:: Exercise instructions ::
Copy all of the material below exactly.

:: Input ::

____

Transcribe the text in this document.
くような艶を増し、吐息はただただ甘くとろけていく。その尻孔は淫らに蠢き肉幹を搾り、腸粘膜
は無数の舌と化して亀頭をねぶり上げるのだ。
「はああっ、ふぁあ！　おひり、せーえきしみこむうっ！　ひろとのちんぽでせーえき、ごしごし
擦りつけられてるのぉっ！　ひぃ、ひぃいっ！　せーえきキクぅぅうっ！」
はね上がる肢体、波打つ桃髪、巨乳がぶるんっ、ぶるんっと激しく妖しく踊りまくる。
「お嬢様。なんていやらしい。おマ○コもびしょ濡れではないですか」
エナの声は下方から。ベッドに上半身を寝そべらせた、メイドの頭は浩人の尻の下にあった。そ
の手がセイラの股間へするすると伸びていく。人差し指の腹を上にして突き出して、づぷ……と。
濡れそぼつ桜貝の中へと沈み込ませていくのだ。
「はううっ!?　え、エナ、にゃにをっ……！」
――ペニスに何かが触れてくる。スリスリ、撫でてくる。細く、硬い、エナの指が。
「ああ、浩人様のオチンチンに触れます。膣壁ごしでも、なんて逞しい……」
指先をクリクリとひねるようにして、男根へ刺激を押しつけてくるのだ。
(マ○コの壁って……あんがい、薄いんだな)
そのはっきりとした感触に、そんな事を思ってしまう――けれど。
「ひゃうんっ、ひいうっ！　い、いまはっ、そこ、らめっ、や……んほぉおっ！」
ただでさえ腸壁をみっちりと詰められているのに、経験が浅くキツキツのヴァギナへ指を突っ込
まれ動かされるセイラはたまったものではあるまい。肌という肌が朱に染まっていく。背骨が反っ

____

:: Output for this exercise ::
Transcribe the text in this document.
くような艶を増し、吐息はただただ甘くとろけていく。その尻孔は淫らに蠢き肉幹を搾り、腸粘膜
は無数の舌と化して亀頭をねぶり上げるのだ。
「はああっ、ふぁあ！　おひり、せーえきしみこむうっ！　ひろとのちんぽでせーえき、ごしごし
擦りつけられてるのぉっ！　ひぃ、ひぃいっ！　せーえきキクぅぅうっ！」
はね上がる肢体、波打つ桃髪、巨乳がぶるんっ、ぶるんっと激しく妖しく踊りまくる。
「お嬢様。なんていやらしい。おマ○コもびしょ濡れではないですか」
エナの声は下方から。ベッドに上半身を寝そべらせた、メイドの頭は浩人の尻の下にあった。そ
の手がセイラの股間へするすると伸びていく。人差し指の腹を上にして突き出して、づぷ……と。
濡れそぼつ桜貝の中へと沈み込ませていくのだ。
「はううっ!?　え、エナ、にゃにをっ……！」
――ペニスに何かが触れてくる。スリスリ、撫でてくる。細く、硬い、エナの指が。
「ああ、浩人様のオチンチンに触れます。膣壁ごしでも、なんて逞しい……」
指先をクリクリとひねるようにして、男根へ刺激を押しつけてくるのだ。
(マ○コの壁って……あんがい、薄いんだな)
そのはっきりとした感触に、そんな事を思ってしまう――けれど。
「ひゃうんっ、ひいうっ！　い、いまはっ、そこ、らめっ、や……んほぉおっ！」
ただでさえ腸壁をみっちりと詰められているのに、経験が浅くキツキツのヴァギナへ指を突っ込
まれ動かされるセイラはたまったものではあるまい。肌という肌が朱に染まっていく。背骨が反っ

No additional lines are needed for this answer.